Monday, March 11, 2013

[Adirondack Chairs] - A Slight Detour

The girls school has their annual basket raffle to raise money for their field trips, so I took some time off from finishing the Schoolbox to build Adirondack Chairs for the raffle. I got a great reaction to the chairs that were built out of Cedar last year, so this year I thought I would take it to the next level and do them in Sapele Mahogany. I've got to be honest. I found working with Cedar much more difficult. It chips and dents just looking at it.  and a lot of time was spent fixing little issues. And it wasn't really that much cheaper than to using sapele.

No pictures of the build progress this time as I was pressed to get these done. I finally tracked the amount of time spent to build each chair from beginning to end and was amazed at how much time it takes. I clocked in at roughly 40 hours each. But that wasn't racing to get them done either.  I tried to work efficiently without sacrificing attention to detail. I'm a firm believer in the "Go slower .... it's faster" mantra. And I still have all of my fingers. I'm sure I could cut down that time with more careful attention to process, but this is for fun anyway.

Here are the details:
- Chairs are made of Sapele Mahogany
- Stainless steel carriage bolts and screws
- Titebond III Waterproof glue
- 2 coats of McCloskey's Man-O-War Marine Spar Varinsh (Satin Finish)

So it's back to finishing the Schoolbox, and another project that I started and never finished.

Sunday, January 6, 2013

[Schoolbox] - The End Is In Sight

Ok. So it has been a while since last post. I'll blame it on the Holiday's. Work has been sporadic on the box. However, I have been able to made progress and have managed to take some pictures along the way. So this will be the condensed version of the progress.

I left off last time with building the small partition which acts like a removable shelf. I cut the partition 1/8" oversize and created a stopped dado with a router plane.

(Data records)
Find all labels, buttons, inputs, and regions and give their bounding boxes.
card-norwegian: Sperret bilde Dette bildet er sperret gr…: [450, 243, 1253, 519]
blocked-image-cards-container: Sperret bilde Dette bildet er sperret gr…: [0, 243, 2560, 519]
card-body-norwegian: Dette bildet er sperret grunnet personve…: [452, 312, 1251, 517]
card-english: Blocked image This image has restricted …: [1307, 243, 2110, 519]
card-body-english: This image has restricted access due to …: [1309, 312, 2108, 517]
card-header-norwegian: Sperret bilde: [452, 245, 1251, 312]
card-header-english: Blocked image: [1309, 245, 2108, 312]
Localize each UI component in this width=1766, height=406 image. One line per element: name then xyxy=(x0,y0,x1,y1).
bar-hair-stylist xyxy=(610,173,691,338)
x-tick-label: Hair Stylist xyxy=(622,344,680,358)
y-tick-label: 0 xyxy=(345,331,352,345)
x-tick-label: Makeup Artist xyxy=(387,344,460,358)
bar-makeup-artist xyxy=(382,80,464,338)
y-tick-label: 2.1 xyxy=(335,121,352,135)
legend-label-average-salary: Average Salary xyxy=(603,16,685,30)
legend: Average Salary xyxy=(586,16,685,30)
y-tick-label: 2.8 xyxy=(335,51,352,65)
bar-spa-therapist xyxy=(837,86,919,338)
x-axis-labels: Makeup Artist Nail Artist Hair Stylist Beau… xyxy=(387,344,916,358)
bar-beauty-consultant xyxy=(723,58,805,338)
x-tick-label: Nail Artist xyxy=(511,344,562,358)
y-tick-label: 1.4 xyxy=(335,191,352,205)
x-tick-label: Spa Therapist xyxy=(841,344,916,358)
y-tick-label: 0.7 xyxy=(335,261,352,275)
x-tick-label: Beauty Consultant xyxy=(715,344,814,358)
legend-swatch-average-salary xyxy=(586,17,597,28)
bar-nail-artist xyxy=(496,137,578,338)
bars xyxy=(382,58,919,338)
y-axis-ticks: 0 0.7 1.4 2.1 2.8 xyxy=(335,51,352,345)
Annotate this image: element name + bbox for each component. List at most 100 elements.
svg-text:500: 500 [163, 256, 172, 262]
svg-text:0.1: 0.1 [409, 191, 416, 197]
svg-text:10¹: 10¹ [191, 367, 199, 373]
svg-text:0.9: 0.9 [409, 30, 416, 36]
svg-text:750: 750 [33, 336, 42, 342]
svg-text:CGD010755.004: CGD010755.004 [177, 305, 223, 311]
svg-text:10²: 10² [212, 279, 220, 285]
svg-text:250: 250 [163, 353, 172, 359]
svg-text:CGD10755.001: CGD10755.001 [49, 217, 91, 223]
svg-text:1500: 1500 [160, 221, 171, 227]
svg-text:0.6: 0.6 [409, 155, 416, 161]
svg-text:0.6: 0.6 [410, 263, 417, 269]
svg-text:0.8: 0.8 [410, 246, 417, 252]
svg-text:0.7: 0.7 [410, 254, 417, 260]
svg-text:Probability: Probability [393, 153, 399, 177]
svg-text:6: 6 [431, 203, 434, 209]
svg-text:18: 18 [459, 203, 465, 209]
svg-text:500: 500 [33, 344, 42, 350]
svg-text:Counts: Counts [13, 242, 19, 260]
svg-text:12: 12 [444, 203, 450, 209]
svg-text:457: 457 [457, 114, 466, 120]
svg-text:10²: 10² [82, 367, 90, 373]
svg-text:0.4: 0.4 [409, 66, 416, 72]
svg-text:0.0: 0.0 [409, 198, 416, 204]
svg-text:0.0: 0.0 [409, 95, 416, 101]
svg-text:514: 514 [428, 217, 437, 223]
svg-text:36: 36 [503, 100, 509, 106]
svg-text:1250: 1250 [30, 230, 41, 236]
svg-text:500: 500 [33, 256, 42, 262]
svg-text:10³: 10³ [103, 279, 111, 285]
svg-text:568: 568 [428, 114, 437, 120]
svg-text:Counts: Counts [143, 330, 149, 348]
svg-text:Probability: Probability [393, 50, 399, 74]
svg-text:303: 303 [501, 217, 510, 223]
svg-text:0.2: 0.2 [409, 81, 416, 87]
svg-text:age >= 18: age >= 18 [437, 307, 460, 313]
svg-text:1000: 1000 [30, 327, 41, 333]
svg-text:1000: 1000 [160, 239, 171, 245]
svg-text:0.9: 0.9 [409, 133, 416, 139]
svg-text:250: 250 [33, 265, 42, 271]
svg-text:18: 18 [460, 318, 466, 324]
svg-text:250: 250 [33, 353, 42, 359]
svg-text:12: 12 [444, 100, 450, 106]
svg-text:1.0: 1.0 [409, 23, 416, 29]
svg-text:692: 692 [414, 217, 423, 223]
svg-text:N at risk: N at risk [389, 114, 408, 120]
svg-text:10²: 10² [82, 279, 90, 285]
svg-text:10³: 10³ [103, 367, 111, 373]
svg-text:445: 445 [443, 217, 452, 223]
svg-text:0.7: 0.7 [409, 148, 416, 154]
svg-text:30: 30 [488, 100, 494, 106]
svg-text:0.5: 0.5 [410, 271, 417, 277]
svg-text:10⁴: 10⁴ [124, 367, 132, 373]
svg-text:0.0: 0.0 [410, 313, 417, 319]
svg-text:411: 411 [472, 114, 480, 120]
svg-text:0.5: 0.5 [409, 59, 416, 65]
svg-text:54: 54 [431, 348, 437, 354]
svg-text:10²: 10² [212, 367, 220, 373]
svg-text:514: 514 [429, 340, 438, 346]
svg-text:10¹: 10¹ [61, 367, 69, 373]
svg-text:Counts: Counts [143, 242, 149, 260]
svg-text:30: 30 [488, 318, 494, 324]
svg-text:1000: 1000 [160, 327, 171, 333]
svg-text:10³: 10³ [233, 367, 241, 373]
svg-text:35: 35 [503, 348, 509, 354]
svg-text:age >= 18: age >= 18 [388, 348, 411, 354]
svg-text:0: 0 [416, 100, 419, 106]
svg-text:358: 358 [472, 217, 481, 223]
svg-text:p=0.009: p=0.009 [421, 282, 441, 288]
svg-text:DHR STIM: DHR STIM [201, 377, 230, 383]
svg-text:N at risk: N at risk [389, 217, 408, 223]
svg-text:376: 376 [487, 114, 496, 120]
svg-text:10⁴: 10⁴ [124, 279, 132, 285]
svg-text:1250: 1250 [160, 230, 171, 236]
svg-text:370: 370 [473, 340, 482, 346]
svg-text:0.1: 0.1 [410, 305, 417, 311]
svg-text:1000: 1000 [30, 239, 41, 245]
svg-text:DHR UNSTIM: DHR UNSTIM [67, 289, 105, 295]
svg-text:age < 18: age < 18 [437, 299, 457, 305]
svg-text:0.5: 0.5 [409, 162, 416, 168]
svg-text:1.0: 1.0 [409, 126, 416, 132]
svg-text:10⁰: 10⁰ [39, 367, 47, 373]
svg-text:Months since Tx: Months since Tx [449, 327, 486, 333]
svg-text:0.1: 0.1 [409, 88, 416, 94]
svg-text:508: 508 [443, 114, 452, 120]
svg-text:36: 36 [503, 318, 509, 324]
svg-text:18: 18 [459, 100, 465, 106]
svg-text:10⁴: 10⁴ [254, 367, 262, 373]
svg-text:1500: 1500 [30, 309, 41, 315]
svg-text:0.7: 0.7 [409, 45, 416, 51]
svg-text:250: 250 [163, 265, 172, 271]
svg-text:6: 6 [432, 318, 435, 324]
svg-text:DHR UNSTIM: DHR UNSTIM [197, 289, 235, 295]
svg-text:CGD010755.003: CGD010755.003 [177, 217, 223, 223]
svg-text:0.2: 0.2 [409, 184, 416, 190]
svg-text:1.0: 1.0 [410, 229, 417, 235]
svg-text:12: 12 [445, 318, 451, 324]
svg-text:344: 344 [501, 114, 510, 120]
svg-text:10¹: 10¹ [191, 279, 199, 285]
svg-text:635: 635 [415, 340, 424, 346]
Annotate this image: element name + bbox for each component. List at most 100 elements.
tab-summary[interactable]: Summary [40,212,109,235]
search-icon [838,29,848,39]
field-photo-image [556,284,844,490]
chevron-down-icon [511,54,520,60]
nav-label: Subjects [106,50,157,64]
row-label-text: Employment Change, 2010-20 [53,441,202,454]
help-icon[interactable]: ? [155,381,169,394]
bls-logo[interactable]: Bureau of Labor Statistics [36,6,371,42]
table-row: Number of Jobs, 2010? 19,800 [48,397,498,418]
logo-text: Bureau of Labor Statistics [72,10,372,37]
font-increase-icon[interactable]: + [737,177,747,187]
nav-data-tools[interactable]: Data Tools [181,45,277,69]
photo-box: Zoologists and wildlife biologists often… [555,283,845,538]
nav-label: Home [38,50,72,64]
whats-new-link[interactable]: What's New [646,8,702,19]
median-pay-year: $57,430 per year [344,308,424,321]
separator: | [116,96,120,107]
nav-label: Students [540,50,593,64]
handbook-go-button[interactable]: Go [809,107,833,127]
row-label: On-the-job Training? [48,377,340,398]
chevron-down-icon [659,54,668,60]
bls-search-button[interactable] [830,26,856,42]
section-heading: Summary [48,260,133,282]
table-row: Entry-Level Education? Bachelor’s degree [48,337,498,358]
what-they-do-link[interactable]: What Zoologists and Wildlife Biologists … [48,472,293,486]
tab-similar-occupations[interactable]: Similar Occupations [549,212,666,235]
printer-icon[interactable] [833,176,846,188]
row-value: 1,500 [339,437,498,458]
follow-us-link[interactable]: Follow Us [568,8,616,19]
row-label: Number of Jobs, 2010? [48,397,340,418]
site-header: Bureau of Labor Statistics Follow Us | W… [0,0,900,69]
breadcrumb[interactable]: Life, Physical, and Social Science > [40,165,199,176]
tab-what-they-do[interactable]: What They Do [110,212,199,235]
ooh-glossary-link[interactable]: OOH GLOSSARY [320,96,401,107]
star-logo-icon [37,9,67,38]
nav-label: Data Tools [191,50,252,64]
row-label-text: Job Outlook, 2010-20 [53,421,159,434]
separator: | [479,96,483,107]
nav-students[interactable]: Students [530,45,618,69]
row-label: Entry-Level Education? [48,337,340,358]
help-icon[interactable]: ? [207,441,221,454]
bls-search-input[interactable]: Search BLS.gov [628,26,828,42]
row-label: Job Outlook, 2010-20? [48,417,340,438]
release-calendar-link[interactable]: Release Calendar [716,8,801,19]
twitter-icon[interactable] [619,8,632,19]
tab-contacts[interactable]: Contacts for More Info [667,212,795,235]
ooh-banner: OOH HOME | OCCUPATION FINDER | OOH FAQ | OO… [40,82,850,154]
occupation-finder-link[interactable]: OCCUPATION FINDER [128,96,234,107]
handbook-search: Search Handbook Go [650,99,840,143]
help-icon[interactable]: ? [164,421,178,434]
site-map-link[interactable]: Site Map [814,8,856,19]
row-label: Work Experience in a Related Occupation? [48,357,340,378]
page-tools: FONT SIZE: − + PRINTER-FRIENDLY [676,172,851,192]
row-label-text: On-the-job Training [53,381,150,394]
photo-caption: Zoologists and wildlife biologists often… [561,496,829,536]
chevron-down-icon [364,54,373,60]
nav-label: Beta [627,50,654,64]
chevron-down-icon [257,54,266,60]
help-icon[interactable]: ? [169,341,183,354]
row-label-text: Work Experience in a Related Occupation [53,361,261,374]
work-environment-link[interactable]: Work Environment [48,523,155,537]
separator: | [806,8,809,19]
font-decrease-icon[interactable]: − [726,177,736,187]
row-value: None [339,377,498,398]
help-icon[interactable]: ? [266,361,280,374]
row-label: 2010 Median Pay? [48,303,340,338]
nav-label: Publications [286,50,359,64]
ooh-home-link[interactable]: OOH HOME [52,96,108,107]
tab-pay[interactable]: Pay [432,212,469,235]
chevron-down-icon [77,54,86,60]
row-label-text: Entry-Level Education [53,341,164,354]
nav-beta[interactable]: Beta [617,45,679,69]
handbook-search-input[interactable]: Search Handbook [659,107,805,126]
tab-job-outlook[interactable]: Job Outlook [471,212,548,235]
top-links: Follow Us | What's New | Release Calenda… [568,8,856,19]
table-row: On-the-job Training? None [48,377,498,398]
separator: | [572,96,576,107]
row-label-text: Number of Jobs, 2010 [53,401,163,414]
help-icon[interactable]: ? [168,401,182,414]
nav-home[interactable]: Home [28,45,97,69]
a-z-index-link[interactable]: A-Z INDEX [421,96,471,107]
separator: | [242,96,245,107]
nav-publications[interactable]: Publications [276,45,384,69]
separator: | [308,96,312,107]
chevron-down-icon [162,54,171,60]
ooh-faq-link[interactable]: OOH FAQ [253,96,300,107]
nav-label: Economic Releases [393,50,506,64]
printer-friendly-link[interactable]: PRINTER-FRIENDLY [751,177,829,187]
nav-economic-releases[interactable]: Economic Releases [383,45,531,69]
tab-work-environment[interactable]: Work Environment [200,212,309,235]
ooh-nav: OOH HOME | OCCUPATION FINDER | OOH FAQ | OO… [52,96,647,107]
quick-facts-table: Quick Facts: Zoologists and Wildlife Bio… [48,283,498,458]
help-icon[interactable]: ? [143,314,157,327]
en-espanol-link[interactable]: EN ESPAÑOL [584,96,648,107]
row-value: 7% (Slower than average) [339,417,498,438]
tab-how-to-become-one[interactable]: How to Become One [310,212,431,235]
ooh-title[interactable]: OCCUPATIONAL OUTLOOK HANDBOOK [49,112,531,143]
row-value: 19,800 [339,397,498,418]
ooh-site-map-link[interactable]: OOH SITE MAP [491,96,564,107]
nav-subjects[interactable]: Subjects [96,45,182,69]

**TASK SET**
a – Rewrite the stretch of the woodworking blog posts from "So it's back" through "a router plane.", changing "partition" to "divider".
b – Format the data records, from their start through the line containing "Localize each UI", as a JSON list of strings with one string per line and blank lines omitted.

**RESULTS IN ORDER**
a –
So it's back to finishing the Schoolbox, and another project that I started and never finished.

Sunday, January 6, 2013

[Schoolbox] - The End Is In Sight

Ok. So it has been a while since last post. I'll blame it on the Holiday's. Work has been sporadic on the box. However, I have been able to made progress and have managed to take some pictures along the way. So this will be the condensed version of the progress.

I left off last time with building the small divider which acts like a removable shelf. I cut the divider 1/8" oversize and created a stopped dado with a router plane.

b –
[
  "Find all labels, buttons, inputs, and regions and give their bounding boxes.",
  "card-norwegian: Sperret bilde Dette bildet er sperret gr…: [450, 243, 1253, 519]",
  "blocked-image-cards-container: Sperret bilde Dette bildet er sperret gr…: [0, 243, 2560, 519]",
  "card-body-norwegian: Dette bildet er sperret grunnet personve…: [452, 312, 1251, 517]",
  "card-english: Blocked image This image has restricted …: [1307, 243, 2110, 519]",
  "card-body-english: This image has restricted access due to …: [1309, 312, 2108, 517]",
  "card-header-norwegian: Sperret bilde: [452, 245, 1251, 312]",
  "card-header-english: Blocked image: [1309, 245, 2108, 312]",
  "Localize each UI component in this width=1766, height=406 image. One line per element: name then xyxy=(x0,y0,x1,y1)."
]